:: The input ::

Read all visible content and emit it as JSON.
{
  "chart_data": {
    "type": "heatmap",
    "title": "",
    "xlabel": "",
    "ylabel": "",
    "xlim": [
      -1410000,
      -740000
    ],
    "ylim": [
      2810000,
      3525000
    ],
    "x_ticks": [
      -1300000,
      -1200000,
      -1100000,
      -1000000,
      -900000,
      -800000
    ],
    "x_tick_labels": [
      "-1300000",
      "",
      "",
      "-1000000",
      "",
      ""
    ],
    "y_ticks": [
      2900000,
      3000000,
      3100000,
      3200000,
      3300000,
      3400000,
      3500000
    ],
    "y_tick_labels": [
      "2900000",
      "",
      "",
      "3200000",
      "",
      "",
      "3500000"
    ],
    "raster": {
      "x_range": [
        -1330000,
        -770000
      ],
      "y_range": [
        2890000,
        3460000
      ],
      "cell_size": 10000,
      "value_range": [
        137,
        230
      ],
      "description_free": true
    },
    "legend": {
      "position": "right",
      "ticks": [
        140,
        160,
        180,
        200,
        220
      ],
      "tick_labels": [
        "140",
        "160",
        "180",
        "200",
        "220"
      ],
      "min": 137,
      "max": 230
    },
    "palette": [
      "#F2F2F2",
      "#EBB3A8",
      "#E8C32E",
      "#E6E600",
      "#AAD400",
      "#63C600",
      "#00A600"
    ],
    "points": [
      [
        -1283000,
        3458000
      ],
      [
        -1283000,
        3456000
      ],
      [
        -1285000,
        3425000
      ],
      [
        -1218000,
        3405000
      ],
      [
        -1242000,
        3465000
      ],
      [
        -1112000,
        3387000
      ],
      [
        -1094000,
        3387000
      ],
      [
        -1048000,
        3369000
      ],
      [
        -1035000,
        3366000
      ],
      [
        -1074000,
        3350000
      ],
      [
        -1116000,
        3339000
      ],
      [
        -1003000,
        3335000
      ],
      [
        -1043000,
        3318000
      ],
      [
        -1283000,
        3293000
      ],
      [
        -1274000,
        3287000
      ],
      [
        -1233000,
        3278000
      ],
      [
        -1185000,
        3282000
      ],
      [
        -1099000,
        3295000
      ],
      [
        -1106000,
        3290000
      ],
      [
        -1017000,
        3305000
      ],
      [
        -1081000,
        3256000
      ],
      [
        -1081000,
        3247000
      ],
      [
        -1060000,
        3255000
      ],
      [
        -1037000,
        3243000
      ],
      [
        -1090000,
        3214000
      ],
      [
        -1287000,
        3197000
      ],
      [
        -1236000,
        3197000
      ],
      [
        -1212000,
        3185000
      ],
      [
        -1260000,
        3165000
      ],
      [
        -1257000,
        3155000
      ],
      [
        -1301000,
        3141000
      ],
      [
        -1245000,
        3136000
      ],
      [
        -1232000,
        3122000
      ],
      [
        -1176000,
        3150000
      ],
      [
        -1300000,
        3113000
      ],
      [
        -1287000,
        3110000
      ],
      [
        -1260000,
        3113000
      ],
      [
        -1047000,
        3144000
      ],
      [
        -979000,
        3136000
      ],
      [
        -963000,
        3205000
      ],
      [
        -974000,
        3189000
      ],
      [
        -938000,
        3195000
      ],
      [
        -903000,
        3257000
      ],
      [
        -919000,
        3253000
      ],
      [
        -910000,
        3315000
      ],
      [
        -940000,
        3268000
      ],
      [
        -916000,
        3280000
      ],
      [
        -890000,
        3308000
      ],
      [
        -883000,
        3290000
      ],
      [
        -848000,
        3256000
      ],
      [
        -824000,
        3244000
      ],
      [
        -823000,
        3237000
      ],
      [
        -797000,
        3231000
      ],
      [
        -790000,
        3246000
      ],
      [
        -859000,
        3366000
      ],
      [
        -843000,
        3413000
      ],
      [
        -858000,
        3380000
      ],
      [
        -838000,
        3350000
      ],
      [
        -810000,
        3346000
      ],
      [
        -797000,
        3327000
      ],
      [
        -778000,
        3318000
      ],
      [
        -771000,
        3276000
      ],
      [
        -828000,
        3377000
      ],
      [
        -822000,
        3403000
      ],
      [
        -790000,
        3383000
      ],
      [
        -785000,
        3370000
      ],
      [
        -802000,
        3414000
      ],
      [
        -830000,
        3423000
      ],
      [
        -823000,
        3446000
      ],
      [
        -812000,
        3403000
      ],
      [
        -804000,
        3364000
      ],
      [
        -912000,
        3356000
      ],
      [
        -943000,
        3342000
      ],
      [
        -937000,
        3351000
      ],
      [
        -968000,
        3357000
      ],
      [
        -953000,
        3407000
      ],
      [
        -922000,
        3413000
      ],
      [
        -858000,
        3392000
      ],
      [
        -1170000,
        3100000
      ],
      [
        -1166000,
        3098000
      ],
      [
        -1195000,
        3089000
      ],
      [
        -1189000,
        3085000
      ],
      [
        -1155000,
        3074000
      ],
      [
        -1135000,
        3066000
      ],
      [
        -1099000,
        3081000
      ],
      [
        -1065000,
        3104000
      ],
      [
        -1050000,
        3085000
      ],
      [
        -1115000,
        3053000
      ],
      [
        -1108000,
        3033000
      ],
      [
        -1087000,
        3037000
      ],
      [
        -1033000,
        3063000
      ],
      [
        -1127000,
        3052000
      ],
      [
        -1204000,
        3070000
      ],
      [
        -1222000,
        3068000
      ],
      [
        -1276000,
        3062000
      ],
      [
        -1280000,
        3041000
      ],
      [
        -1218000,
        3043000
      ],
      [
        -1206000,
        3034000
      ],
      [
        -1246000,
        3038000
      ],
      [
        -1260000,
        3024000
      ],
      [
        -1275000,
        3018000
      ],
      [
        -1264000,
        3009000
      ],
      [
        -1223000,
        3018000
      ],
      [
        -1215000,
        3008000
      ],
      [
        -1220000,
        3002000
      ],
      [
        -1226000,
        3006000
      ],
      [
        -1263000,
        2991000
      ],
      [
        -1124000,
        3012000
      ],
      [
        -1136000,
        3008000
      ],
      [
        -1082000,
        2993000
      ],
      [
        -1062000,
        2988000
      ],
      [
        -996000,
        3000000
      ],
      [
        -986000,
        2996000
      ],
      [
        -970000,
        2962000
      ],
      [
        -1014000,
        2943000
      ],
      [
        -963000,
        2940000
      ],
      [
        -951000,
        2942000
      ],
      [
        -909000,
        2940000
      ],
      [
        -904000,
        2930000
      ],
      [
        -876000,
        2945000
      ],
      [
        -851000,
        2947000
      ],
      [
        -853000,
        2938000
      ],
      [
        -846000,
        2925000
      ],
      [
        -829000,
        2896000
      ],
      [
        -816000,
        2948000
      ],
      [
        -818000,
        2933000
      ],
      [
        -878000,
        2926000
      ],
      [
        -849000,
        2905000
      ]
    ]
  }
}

:::

▶ Prompt: Quote each line of the listing above exactly.

▶ Task result:
Read all visible content and emit it as JSON.
{
  "chart_data": {
    "type": "heatmap",
    "title": "",
    "xlabel": "",
    "ylabel": "",
    "xlim": [
      -1410000,
      -740000
    ],
    "ylim": [
      2810000,
      3525000
    ],
    "x_ticks": [
      -1300000,
      -1200000,
      -1100000,
      -1000000,
      -900000,
      -800000
    ],
    "x_tick_labels": [
      "-1300000",
      "",
      "",
      "-1000000",
      "",
      ""
    ],
    "y_ticks": [
      2900000,
      3000000,
      3100000,
      3200000,
      3300000,
      3400000,
      3500000
    ],
    "y_tick_labels": [
      "2900000",
      "",
      "",
      "3200000",
      "",
      "",
      "3500000"
    ],
    "raster": {
      "x_range": [
        -1330000,
        -770000
      ],
      "y_range": [
        2890000,
        3460000
      ],
      "cell_size": 10000,
      "value_range": [
        137,
        230
      ],
      "description_free": true
    },
    "legend": {
      "position": "right",
      "ticks": [
        140,
        160,
        180,
        200,
        220
      ],
      "tick_labels": [
        "140",
        "160",
        "180",
        "200",
        "220"
      ],
      "min": 137,
      "max": 230
    },
    "palette": [
      "#F2F2F2",
      "#EBB3A8",
      "#E8C32E",
      "#E6E600",
      "#AAD400",
      "#63C600",
      "#00A600"
    ],
    "points": [
      [
        -1283000,
        3458000
      ],
      [
        -1283000,
        3456000
      ],
      [
        -1285000,
        3425000
      ],
      [
        -1218000,
        3405000
      ],
      [
        -1242000,
        3465000
      ],
      [
        -1112000,
        3387000
      ],
      [
        -1094000,
        3387000
      ],
      [
        -1048000,
        3369000
      ],
      [
        -1035000,
        3366000
      ],
      [
        -1074000,
        3350000
      ],
      [
        -1116000,
        3339000
      ],
      [
        -1003000,
        3335000
      ],
      [
        -1043000,
        3318000
      ],
      [
        -1283000,
        3293000
      ],
      [
        -1274000,
        3287000
      ],
      [
        -1233000,
        3278000
      ],
      [
        -1185000,
        3282000
      ],
      [
        -1099000,
        3295000
      ],
      [
        -1106000,
        3290000
      ],
      [
        -1017000,
        3305000
      ],
      [
        -1081000,
        3256000
      ],
      [
        -1081000,
        3247000
      ],
      [
        -1060000,
        3255000
      ],
      [
        -1037000,
        3243000
      ],
      [
        -1090000,
        3214000
      ],
      [
        -1287000,
        3197000
      ],
      [
        -1236000,
        3197000
      ],
      [
        -1212000,
        3185000
      ],
      [
        -1260000,
        3165000
      ],
      [
        -1257000,
        3155000
      ],
      [
        -1301000,
        3141000
      ],
      [
        -1245000,
        3136000
      ],
      [
        -1232000,
        3122000
      ],
      [
        -1176000,
        3150000
      ],
      [
        -1300000,
        3113000
      ],
      [
        -1287000,
        3110000
      ],
      [
        -1260000,
        3113000
      ],
      [
        -1047000,
        3144000
      ],
      [
        -979000,
        3136000
      ],
      [
        -963000,
        3205000
      ],
      [
        -974000,
        3189000
      ],
      [
        -938000,
        3195000
      ],
      [
        -903000,
        3257000
      ],
      [
        -919000,
        3253000
      ],
      [
        -910000,
        3315000
      ],
      [
        -940000,
        3268000
      ],
      [
        -916000,
        3280000
      ],
      [
        -890000,
        3308000
      ],
      [
        -883000,
        3290000
      ],
      [
        -848000,
        3256000
      ],
      [
        -824000,
        3244000
      ],
      [
        -823000,
        3237000
      ],
      [
        -797000,
        3231000
      ],
      [
        -790000,
        3246000
      ],
      [
        -859000,
        3366000
      ],
      [
        -843000,
        3413000
      ],
      [
        -858000,
        3380000
      ],
      [
        -838000,
        3350000
      ],
      [
        -810000,
        3346000
      ],
      [
        -797000,
        3327000
      ],
      [
        -778000,
        3318000
      ],
      [
        -771000,
        3276000
      ],
      [
        -828000,
        3377000
      ],
      [
        -822000,
        3403000
      ],
      [
        -790000,
        3383000
      ],
      [
        -785000,
        3370000
      ],
      [
        -802000,
        3414000
      ],
      [
        -830000,
        3423000
      ],
      [
        -823000,
        3446000
      ],
      [
        -812000,
        3403000
      ],
      [
        -804000,
        3364000
      ],
      [
        -912000,
        3356000
      ],
      [
        -943000,
        3342000
      ],
      [
        -937000,
        3351000
      ],
      [
        -968000,
        3357000
      ],
      [
        -953000,
        3407000
      ],
      [
        -922000,
        3413000
      ],
      [
        -858000,
        3392000
      ],
      [
        -1170000,
        3100000
      ],
      [
        -1166000,
        3098000
      ],
      [
        -1195000,
        3089000
      ],
      [
        -1189000,
        3085000
      ],
      [
        -1155000,
        3074000
      ],
      [
        -1135000,
        3066000
      ],
      [
        -1099000,
        3081000
      ],
      [
        -1065000,
        3104000
      ],
      [
        -1050000,
        3085000
      ],
      [
        -1115000,
        3053000
      ],
      [
        -1108000,
        3033000
      ],
      [
        -1087000,
        3037000
      ],
      [
        -1033000,
        3063000
      ],
      [
        -1127000,
        3052000
      ],
      [
        -1204000,
        3070000
      ],
      [
        -1222000,
        3068000
      ],
      [
        -1276000,
        3062000
      ],
      [
        -1280000,
        3041000
      ],
      [
        -1218000,
        3043000
      ],
      [
        -1206000,
        3034000
      ],
      [
        -1246000,
        3038000
      ],
      [
        -1260000,
        3024000
      ],
      [
        -1275000,
        3018000
      ],
      [
        -1264000,
        3009000
      ],
      [
        -1223000,
        3018000
      ],
      [
        -1215000,
        3008000
      ],
      [
        -1220000,
        3002000
      ],
      [
        -1226000,
        3006000
      ],
      [
        -1263000,
        2991000
      ],
      [
        -1124000,
        3012000
      ],
      [
        -1136000,
        3008000
      ],
      [
        -1082000,
        2993000
      ],
      [
        -1062000,
        2988000
      ],
      [
        -996000,
        3000000
      ],
      [
        -986000,
        2996000
      ],
      [
        -970000,
        2962000
      ],
      [
        -1014000,
        2943000
      ],
      [
        -963000,
        2940000
      ],
      [
        -951000,
        2942000
      ],
      [
        -909000,
        2940000
      ],
      [
        -904000,
        2930000
      ],
      [
        -876000,
        2945000
      ],
      [
        -851000,
        2947000
      ],
      [
        -853000,
        2938000
      ],
      [
        -846000,
        2925000
      ],
      [
        -829000,
        2896000
      ],
      [
        -816000,
        2948000
      ],
      [
        -818000,
        2933000
      ],
      [
        -878000,
        2926000
      ],
      [
        -849000,
        2905000
      ]
    ]
  }
}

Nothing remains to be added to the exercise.